-- Start --

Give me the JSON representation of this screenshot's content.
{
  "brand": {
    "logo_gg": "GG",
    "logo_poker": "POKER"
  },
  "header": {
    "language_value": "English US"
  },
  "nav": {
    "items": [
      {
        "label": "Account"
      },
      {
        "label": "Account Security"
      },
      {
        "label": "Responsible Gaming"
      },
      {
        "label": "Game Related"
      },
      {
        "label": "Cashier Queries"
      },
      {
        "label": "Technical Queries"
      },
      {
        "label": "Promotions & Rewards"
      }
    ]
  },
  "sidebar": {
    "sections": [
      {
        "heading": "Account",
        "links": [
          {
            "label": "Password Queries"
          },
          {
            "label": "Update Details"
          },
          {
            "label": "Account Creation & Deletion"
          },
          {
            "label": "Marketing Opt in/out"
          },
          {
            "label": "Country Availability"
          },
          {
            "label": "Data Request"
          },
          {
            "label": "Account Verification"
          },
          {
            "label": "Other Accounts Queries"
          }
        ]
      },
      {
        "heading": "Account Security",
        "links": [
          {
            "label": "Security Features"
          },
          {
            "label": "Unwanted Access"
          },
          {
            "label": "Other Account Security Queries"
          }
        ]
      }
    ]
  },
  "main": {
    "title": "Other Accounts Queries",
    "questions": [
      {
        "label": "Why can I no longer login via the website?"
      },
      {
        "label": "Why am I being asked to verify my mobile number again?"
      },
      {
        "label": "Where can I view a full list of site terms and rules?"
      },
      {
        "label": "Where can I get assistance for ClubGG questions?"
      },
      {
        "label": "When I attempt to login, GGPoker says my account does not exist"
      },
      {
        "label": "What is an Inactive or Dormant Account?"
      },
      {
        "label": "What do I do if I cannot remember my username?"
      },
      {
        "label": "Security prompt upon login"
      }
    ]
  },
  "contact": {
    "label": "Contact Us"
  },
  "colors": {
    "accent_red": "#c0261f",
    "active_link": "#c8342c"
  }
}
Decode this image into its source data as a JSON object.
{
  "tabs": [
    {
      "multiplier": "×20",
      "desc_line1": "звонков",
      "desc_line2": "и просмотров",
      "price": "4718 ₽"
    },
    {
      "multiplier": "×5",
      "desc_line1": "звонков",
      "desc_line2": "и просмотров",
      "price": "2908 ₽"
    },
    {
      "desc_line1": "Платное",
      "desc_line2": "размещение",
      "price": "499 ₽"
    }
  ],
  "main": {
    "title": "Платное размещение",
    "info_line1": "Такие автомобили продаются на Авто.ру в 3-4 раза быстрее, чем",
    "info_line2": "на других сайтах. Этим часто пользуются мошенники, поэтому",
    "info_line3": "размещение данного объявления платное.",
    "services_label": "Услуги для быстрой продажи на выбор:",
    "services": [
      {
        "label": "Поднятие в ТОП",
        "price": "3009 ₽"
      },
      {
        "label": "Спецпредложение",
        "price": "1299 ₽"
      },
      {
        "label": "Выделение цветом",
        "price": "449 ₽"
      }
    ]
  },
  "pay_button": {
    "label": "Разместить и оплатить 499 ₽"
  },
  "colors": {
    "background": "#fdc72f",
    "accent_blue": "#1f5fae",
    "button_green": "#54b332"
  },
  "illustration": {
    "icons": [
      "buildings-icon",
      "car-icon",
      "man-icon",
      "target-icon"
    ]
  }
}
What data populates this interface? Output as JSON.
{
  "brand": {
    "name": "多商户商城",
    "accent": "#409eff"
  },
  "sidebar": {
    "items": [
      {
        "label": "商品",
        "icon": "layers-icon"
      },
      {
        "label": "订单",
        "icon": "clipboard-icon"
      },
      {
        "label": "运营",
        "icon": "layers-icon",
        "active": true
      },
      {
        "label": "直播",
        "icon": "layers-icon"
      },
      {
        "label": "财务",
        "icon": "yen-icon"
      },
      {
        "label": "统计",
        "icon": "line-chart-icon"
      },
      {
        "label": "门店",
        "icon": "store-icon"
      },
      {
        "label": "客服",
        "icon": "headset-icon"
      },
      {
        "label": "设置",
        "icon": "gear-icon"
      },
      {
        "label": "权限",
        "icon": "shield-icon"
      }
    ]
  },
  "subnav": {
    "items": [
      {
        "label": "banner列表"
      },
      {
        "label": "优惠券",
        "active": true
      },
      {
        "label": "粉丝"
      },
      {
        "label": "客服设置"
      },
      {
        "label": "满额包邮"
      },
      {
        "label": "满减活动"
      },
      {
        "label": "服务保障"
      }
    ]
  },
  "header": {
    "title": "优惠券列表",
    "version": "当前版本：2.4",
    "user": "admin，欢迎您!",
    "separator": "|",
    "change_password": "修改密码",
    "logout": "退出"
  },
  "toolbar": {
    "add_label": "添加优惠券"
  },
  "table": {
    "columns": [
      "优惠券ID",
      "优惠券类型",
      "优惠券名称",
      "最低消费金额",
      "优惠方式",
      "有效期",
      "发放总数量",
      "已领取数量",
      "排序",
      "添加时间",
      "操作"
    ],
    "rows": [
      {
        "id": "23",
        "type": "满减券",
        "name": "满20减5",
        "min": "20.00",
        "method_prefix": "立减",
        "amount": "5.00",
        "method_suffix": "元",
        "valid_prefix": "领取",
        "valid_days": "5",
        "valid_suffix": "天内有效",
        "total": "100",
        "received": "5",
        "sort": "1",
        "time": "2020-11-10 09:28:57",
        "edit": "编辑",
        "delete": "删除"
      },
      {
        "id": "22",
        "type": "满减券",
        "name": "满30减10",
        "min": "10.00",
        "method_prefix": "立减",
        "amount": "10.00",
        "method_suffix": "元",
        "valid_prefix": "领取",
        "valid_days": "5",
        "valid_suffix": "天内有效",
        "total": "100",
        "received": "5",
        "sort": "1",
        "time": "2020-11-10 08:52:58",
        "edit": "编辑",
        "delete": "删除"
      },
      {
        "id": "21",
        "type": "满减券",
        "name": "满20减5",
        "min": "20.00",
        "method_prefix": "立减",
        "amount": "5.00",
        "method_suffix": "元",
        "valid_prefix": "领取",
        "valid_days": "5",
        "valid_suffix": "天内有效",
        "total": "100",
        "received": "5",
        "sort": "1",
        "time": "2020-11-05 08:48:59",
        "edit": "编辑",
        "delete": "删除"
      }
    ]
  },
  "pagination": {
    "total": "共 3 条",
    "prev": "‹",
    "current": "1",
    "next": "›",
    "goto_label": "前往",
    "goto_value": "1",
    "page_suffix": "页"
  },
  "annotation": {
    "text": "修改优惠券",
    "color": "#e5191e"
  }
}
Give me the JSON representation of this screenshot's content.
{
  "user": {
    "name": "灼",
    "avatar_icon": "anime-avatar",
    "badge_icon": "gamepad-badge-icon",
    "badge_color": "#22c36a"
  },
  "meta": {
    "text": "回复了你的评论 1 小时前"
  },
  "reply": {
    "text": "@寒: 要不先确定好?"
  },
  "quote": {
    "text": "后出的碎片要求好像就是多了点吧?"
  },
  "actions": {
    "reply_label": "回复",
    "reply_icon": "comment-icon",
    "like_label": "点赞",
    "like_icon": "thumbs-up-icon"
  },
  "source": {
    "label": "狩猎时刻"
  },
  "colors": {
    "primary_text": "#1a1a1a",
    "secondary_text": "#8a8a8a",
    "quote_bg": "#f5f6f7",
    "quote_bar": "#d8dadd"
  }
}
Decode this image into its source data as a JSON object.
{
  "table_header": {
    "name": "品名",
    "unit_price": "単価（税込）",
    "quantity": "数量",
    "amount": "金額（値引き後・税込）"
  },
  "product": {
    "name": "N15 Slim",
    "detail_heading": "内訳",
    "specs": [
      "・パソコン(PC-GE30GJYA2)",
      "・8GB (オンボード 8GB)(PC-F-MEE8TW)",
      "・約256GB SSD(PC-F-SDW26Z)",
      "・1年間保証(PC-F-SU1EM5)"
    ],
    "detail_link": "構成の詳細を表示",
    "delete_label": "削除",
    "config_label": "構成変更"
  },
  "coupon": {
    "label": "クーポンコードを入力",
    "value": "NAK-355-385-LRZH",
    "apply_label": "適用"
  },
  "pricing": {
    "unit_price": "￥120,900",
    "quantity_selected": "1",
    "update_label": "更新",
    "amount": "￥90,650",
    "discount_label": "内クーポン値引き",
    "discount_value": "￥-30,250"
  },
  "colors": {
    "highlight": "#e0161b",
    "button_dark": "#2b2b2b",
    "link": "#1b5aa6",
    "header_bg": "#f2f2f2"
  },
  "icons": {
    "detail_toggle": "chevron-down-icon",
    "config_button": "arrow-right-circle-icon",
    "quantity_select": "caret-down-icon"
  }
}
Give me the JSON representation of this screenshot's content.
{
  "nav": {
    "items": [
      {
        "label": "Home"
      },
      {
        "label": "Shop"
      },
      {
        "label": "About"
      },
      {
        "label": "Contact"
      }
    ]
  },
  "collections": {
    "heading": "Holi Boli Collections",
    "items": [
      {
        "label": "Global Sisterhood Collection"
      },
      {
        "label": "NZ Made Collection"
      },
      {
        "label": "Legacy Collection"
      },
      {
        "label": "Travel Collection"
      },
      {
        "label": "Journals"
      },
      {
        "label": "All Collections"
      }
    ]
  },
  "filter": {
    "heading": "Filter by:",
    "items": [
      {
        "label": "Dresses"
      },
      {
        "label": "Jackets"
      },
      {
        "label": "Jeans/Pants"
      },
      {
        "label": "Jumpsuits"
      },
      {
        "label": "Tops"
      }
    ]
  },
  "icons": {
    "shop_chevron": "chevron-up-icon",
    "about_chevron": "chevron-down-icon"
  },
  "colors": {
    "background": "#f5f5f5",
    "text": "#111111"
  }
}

-- End --

- [Aim]
Look for the word "questions" and return every line where it occurs.

- [Written solution]
    "questions": [
        "label": "Where can I get assistance for ClubGG questions?"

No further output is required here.